▸ Texte extrait
Quarante ans après la disparition de Roland Dorgelès, la réédition de sa description des grands conflits du XXe siècle est un événement. Si l’on retrouva dans l’épais volume publié chez Omnibus, des textes connus comme « Les Croix de bois » ou le « Réveil des morts », on pourra lire ceux plutôt oubliés tels « La Drôle de guerre » ou « Retour au front ». Jeune journaliste engagé dans la Grande Guerre, Roland Dorgelès relate son vécu même si parfois on a l’impression d’une mise en scène des faits. Il n’empêche que « Les Croix de bois » sont un succès en 1919 pour lequel l’auteur obtient le prix Fémina. C’est aujourd’hui l’un des classiques sur la Première Guerre mondiale.
Il y a chez Dorgelès une tentation à la provocation. Sans doute cherche-t-il à faire détester à jamais la guerre. N’écrit-il pas : « C’est une farce, je vous jure que c’est une farce. On la feuillette avec des doigts rouges, c’est tout » ? Pourtant lorsqu’on recherche les motivations de celui qui est à la fois un combattant et un homme de plume on retient cette ambition : « Pas un instant je n’ai songé à tenir le journal de mon régiment. J’avais une ambition plus haute : ne pas raconter Ma guerre, mais La guerre ».

▸ Tâche donnée 1
Pouvez-vous recopier mot pour mot le passage du texte sur Roland Dorgelès qui commence par « Quarante ans après » et se termine par « Première Guerre mondiale. » ?

▸ Données fournies
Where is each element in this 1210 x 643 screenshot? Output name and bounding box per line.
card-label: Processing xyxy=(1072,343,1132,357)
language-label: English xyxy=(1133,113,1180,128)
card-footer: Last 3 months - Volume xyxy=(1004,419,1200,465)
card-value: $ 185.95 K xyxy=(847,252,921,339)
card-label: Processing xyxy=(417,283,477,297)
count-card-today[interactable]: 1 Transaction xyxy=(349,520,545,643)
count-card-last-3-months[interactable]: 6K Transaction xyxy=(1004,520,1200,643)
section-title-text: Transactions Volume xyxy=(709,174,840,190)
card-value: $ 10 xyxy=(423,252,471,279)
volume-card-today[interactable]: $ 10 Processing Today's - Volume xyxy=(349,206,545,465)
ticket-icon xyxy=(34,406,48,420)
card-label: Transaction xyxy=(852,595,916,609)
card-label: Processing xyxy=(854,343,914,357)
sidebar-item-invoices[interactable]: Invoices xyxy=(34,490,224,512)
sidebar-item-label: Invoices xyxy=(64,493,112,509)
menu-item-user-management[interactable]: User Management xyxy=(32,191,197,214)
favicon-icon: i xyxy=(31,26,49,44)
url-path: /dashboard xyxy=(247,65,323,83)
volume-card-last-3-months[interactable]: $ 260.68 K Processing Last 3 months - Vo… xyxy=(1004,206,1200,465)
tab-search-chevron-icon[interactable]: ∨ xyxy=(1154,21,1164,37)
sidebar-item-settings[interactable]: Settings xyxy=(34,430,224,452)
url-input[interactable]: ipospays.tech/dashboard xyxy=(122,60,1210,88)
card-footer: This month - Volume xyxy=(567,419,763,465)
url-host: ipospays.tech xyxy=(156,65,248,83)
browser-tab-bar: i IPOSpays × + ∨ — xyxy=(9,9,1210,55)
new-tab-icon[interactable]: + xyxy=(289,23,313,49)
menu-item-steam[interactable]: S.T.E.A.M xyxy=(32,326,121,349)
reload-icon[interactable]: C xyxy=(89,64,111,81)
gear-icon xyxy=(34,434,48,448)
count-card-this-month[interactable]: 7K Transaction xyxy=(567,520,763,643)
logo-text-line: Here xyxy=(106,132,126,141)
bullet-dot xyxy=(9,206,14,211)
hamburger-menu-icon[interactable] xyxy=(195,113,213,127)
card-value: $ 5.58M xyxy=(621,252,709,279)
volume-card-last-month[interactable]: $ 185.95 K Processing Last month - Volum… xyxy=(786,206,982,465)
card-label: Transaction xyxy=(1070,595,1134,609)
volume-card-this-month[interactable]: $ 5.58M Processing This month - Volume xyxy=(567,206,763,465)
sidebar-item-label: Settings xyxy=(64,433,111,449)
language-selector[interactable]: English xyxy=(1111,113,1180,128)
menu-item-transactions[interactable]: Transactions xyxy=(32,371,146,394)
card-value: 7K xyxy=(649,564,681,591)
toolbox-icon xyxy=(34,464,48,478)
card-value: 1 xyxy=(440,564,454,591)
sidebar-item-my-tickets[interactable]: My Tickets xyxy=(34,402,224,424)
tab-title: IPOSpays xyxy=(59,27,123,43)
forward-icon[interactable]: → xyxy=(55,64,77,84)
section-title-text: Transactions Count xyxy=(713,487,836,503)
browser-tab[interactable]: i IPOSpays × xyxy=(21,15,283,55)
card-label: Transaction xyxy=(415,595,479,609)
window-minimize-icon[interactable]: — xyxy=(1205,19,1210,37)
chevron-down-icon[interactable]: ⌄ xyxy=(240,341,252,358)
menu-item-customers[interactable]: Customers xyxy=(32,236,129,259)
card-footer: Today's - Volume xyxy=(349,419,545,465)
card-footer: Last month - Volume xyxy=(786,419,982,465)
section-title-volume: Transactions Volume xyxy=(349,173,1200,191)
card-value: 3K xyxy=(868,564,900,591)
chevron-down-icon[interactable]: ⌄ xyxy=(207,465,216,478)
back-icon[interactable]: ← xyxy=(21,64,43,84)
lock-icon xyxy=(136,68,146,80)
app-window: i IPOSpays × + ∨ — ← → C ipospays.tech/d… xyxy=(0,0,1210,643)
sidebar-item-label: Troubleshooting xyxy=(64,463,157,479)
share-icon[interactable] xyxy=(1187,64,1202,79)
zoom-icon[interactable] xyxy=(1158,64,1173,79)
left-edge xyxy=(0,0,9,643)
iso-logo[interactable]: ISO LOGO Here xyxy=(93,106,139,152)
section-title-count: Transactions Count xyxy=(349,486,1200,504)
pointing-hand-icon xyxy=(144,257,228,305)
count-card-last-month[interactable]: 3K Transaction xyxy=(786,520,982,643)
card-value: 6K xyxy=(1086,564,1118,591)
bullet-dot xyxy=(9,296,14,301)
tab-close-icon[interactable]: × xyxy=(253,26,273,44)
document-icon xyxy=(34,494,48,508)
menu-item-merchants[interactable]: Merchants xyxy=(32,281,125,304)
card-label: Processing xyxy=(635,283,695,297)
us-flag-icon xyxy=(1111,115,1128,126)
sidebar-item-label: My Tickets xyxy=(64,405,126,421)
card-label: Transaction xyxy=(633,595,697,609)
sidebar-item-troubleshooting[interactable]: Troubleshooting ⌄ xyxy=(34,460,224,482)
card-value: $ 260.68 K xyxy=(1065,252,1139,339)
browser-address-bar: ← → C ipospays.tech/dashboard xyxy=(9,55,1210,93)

▸ Tâche donnée 2
Répétez à l'identique les lignes des enregistrements, en commençant par la toute première et en terminant par celle qui contient « ticket-icon xyxy=(34,406,48,420) », ces deux lignes comprises, et rien d'autre.

▸ Réponse complète 1
Quarante ans après la disparition de Roland Dorgelès, la réédition de sa description des grands conflits du XXe siècle est un événement. Si l’on retrouva dans l’épais volume publié chez Omnibus, des textes connus comme « Les Croix de bois » ou le « Réveil des morts », on pourra lire ceux plutôt oubliés tels « La Drôle de guerre » ou « Retour au front ». Jeune journaliste engagé dans la Grande Guerre, Roland Dorgelès relate son vécu même si parfois on a l’impression d’une mise en scène des faits. Il n’empêche que « Les Croix de bois » sont un succès en 1919 pour lequel l’auteur obtient le prix Fémina. C’est aujourd’hui l’un des classiques sur la Première Guerre mondiale.

▸ Réponse complète 2
Where is each element in this 1210 x 643 screenshot? Output name and bounding box per line.
card-label: Processing xyxy=(1072,343,1132,357)
language-label: English xyxy=(1133,113,1180,128)
card-footer: Last 3 months - Volume xyxy=(1004,419,1200,465)
card-value: $ 185.95 K xyxy=(847,252,921,339)
card-label: Processing xyxy=(417,283,477,297)
count-card-today[interactable]: 1 Transaction xyxy=(349,520,545,643)
count-card-last-3-months[interactable]: 6K Transaction xyxy=(1004,520,1200,643)
section-title-text: Transactions Volume xyxy=(709,174,840,190)
card-value: $ 10 xyxy=(423,252,471,279)
volume-card-today[interactable]: $ 10 Processing Today's - Volume xyxy=(349,206,545,465)
ticket-icon xyxy=(34,406,48,420)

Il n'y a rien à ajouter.